▶ [GIVEN EXERCISE]:
Every record below should be transcribed exactly. Omit the images.

(Collection entries)
++++++++++++++++++++

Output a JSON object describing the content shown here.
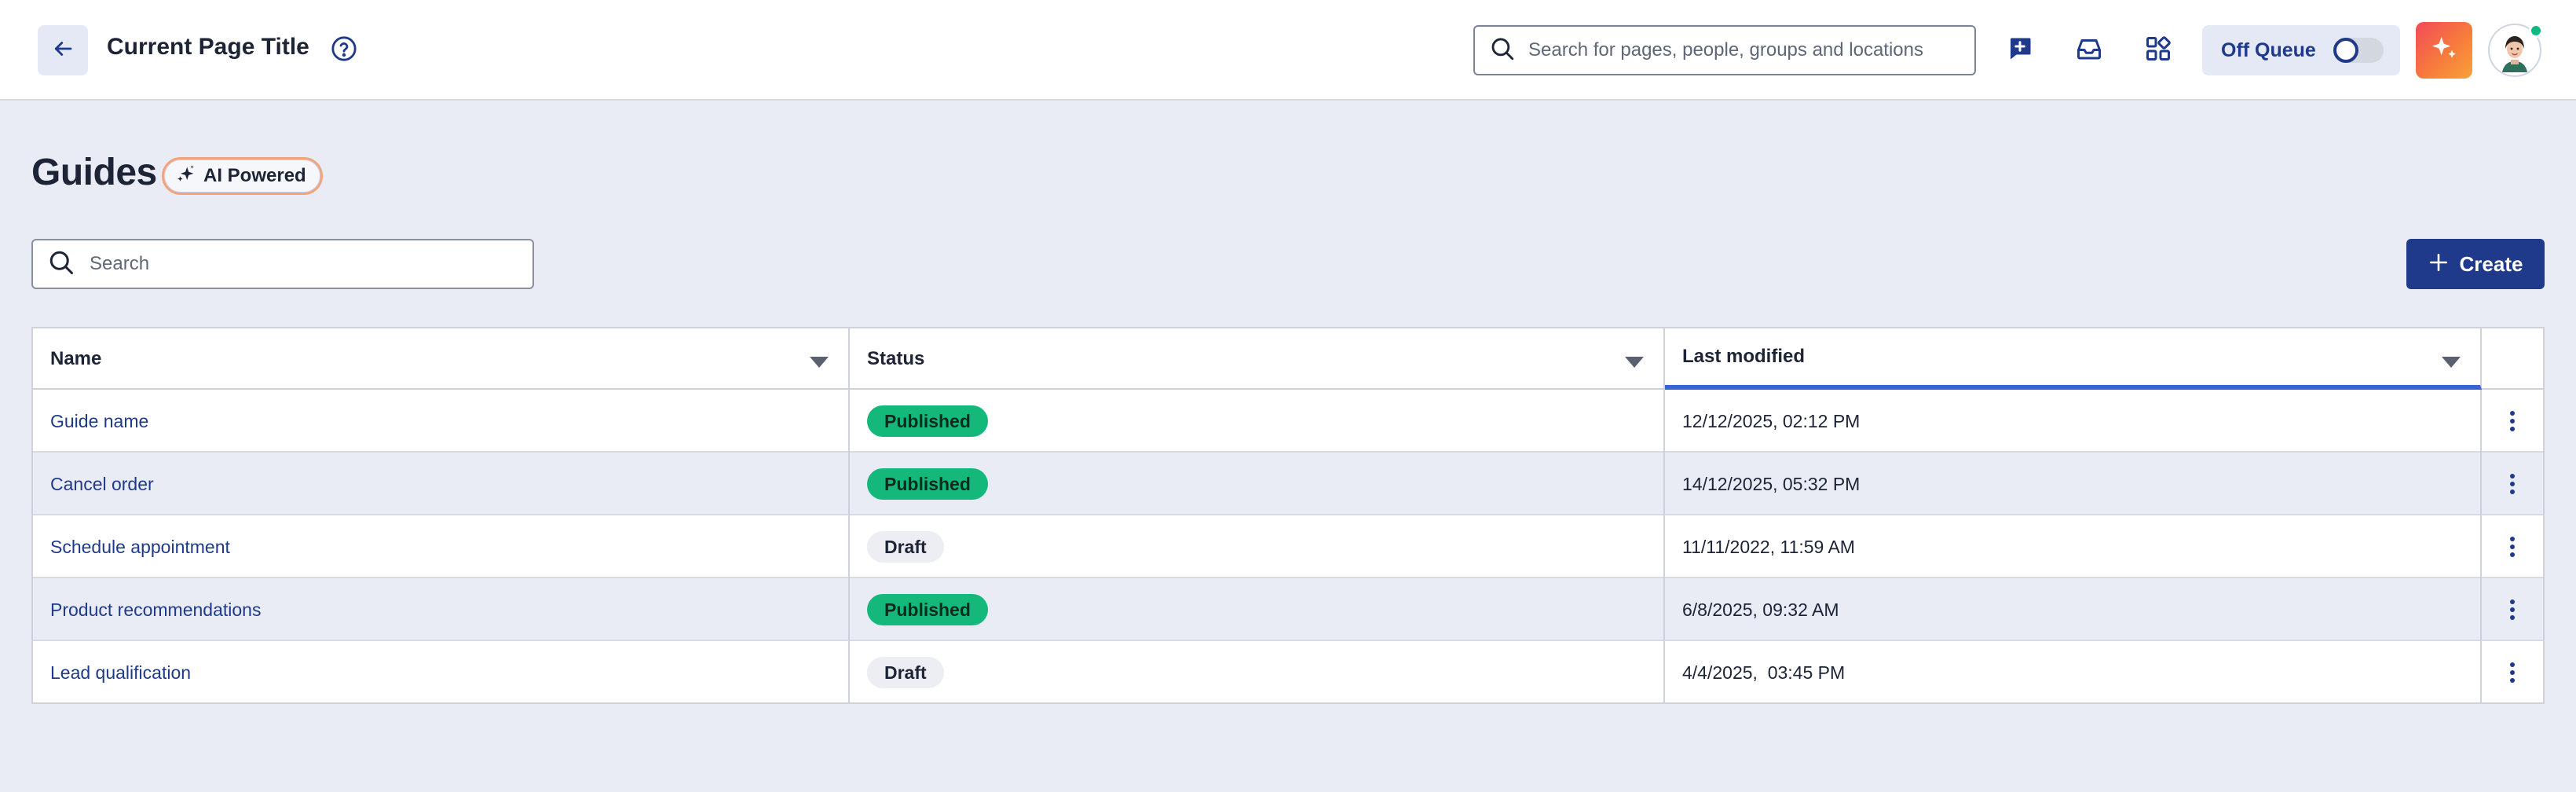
{
  "header": {
    "page_title": "Current Page Title",
    "search_placeholder": "Search for pages, people, groups and locations",
    "queue_label": "Off Queue",
    "queue_on": false
  },
  "guides": {
    "title": "Guides",
    "ai_badge": "AI Powered",
    "search_placeholder": "Search",
    "create_label": "Create"
  },
  "table": {
    "columns": [
      {
        "label": "Name"
      },
      {
        "label": "Status"
      },
      {
        "label": "Last modified"
      }
    ],
    "rows": [
      {
        "name": "Guide name",
        "status": "Published",
        "modified": "12/12/2025, 02:12 PM"
      },
      {
        "name": "Cancel order",
        "status": "Published",
        "modified": "14/12/2025, 05:32 PM"
      },
      {
        "name": "Schedule appointment",
        "status": "Draft",
        "modified": "11/11/2022, 11:59 AM"
      },
      {
        "name": "Product recommendations",
        "status": "Published",
        "modified": "6/8/2025, 09:32 AM"
      },
      {
        "name": "Lead qualification",
        "status": "Draft",
        "modified": "4/4/2025,  03:45 PM"
      }
    ]
  },
  "icons": {
    "back": "arrow-left-icon",
    "help": "question-circle-icon",
    "search": "search-icon",
    "new_message": "message-plus-icon",
    "inbox": "inbox-icon",
    "apps": "apps-grid-icon",
    "ai": "sparkle-icon",
    "sort": "caret-down-icon",
    "row_menu": "more-vertical-icon"
  },
  "colors": {
    "primary": "#1f3a8a",
    "published": "#14b87a",
    "draft": "#eceef3",
    "page_bg": "#e9ecf5",
    "sort_active": "#3a63d6"
  }
}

++++++++++++++++++++

▶ [FINAL ANSWER]:
Output a JSON object describing the content shown here.
{
  "header": {
    "page_title": "Current Page Title",
    "search_placeholder": "Search for pages, people, groups and locations",
    "queue_label": "Off Queue",
    "queue_on": false
  },
  "guides": {
    "title": "Guides",
    "ai_badge": "AI Powered",
    "search_placeholder": "Search",
    "create_label": "Create"
  },
  "table": {
    "columns": [
      {
        "label": "Name"
      },
      {
        "label": "Status"
      },
      {
        "label": "Last modified"
      }
    ],
    "rows": [
      {
        "name": "Guide name",
        "status": "Published",
        "modified": "12/12/2025, 02:12 PM"
      },
      {
        "name": "Cancel order",
        "status": "Published",
        "modified": "14/12/2025, 05:32 PM"
      },
      {
        "name": "Schedule appointment",
        "status": "Draft",
        "modified": "11/11/2022, 11:59 AM"
      },
      {
        "name": "Product recommendations",
        "status": "Published",
        "modified": "6/8/2025, 09:32 AM"
      },
      {
        "name": "Lead qualification",
        "status": "Draft",
        "modified": "4/4/2025,  03:45 PM"
      }
    ]
  },
  "icons": {
    "back": "arrow-left-icon",
    "help": "question-circle-icon",
    "search": "search-icon",
    "new_message": "message-plus-icon",
    "inbox": "inbox-icon",
    "apps": "apps-grid-icon",
    "ai": "sparkle-icon",
    "sort": "caret-down-icon",
    "row_menu": "more-vertical-icon"
  },
  "colors": {
    "primary": "#1f3a8a",
    "published": "#14b87a",
    "draft": "#eceef3",
    "page_bg": "#e9ecf5",
    "sort_active": "#3a63d6"
  }
}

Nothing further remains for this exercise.